# Given information
○ ○ ○ ○ ○
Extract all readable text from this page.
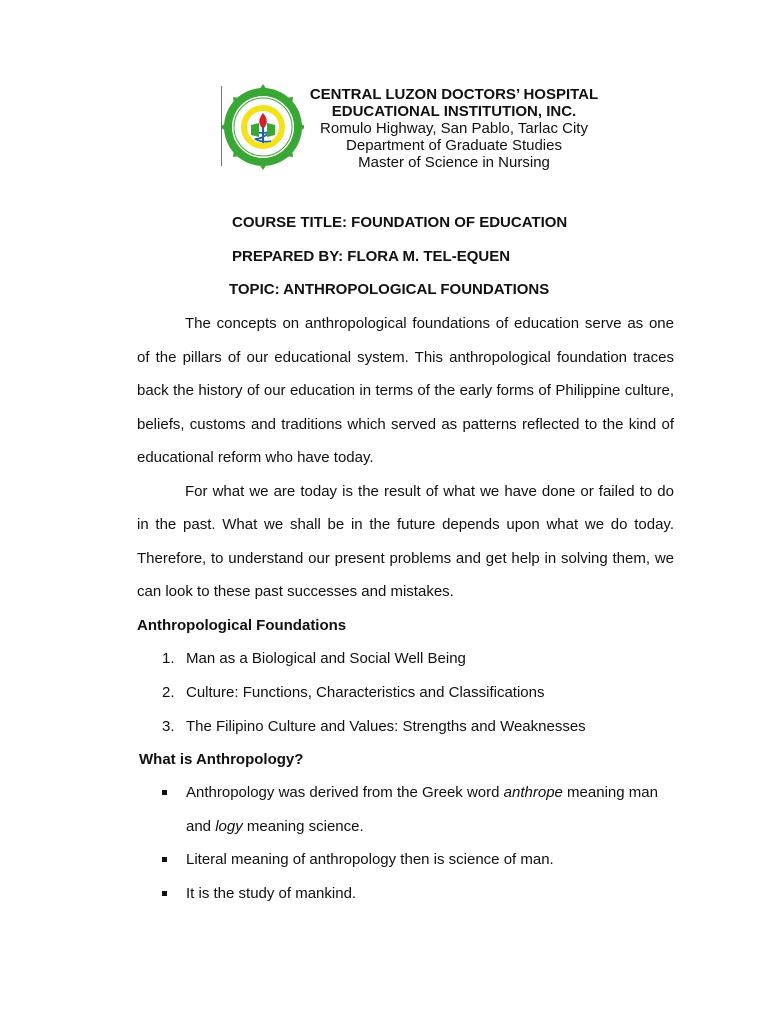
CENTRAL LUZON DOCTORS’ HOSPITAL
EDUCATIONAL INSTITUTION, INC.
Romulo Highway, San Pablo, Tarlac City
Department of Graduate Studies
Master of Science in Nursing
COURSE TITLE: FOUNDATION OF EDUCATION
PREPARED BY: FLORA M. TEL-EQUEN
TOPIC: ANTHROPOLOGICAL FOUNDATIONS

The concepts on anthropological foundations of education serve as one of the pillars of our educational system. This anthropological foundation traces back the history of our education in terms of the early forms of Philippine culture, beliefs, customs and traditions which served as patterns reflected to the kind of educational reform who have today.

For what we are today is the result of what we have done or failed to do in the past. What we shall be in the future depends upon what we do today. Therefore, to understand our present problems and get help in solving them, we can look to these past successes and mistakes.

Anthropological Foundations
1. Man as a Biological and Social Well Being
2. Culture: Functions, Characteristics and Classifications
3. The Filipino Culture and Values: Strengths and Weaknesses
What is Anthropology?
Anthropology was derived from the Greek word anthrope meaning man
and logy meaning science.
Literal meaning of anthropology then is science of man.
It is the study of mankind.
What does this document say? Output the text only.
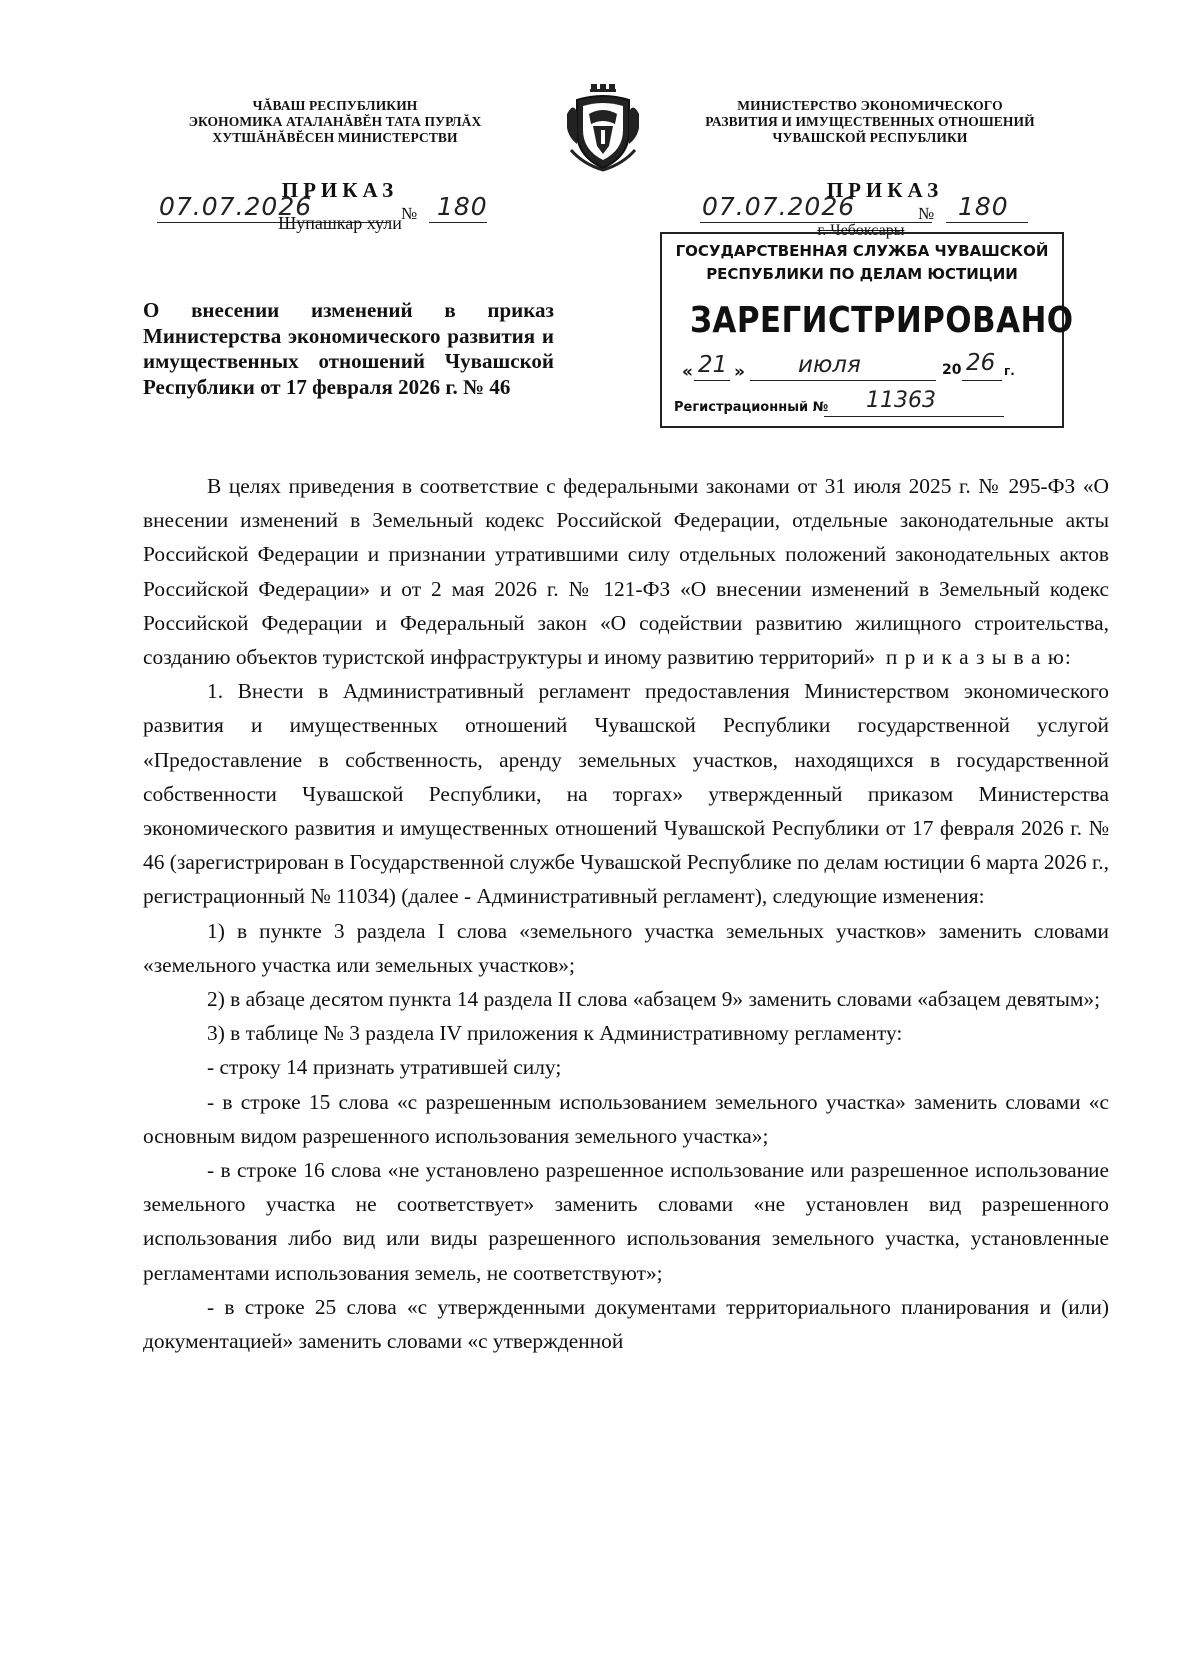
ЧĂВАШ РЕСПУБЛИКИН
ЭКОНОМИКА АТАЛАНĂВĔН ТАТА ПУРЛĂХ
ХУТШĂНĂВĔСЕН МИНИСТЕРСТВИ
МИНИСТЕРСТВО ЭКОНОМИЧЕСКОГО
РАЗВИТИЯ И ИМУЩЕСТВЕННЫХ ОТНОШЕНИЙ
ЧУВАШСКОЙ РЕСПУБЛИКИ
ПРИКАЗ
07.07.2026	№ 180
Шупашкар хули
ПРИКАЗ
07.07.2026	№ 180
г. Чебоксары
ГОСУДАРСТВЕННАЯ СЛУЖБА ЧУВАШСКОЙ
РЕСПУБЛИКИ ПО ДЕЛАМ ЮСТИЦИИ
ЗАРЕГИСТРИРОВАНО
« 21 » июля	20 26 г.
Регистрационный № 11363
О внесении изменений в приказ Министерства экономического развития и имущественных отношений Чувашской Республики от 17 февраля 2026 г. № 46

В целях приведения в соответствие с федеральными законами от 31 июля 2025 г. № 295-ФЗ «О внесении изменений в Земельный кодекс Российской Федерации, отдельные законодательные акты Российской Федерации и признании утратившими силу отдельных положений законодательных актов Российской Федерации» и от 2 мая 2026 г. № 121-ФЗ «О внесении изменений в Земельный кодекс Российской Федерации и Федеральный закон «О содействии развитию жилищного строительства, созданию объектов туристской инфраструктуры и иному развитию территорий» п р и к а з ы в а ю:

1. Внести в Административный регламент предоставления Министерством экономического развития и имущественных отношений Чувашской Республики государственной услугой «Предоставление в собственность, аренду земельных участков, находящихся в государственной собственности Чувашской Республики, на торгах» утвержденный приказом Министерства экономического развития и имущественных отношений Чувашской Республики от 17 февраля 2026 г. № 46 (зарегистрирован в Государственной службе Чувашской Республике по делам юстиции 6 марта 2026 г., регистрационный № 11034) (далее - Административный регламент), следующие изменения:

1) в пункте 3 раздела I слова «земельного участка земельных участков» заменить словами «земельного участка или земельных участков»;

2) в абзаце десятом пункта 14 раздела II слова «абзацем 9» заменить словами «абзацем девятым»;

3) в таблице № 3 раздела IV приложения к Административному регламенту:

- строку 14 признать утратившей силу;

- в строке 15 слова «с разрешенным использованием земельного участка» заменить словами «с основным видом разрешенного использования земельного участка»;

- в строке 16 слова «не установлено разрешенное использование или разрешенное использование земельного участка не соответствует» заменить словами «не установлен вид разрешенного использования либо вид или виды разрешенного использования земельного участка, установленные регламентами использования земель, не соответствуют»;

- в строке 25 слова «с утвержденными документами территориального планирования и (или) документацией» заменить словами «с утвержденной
○ ○ ○ ○ ○
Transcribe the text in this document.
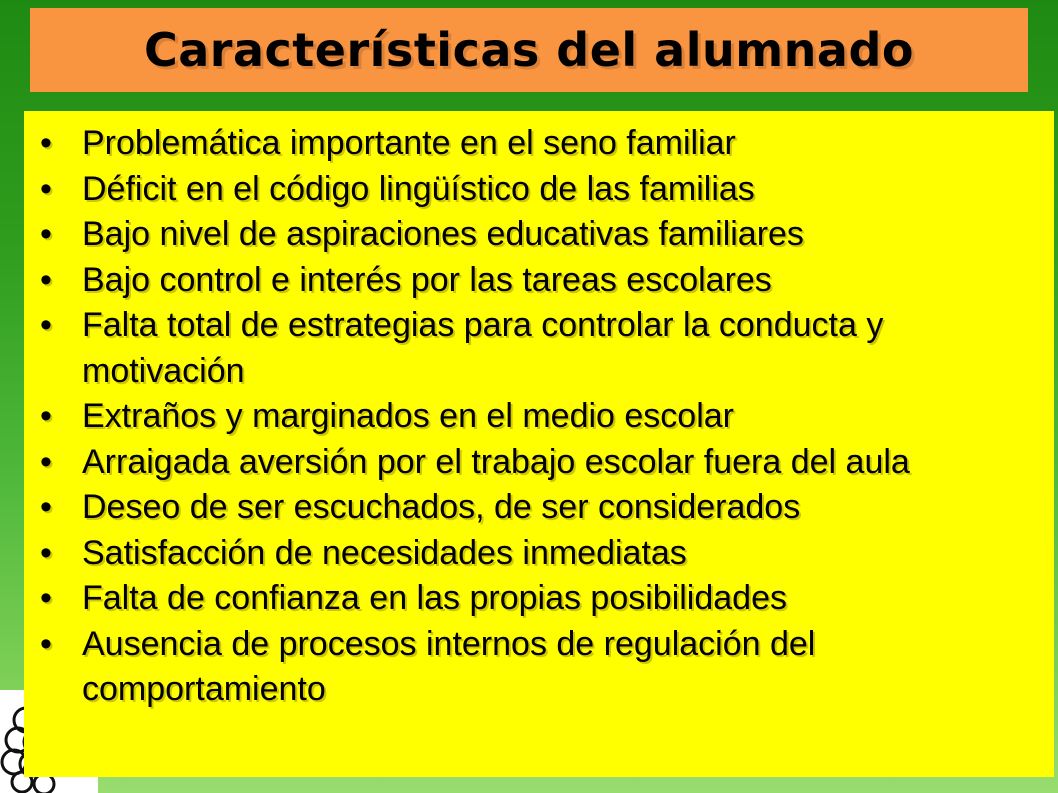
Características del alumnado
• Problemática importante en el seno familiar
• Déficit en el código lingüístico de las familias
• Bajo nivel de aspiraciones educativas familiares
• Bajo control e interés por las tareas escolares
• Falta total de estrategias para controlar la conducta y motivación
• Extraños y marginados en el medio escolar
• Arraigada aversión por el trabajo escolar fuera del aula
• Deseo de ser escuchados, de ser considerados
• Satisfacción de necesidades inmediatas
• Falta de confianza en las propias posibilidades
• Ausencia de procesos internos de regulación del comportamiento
○ ○ ○ ○ ○
# Task brief
Pick out every line of the listing containing the word "document", and show those lines.

# Answer for the task
What does this document say? Output the text only.
Transcribe the text in this document.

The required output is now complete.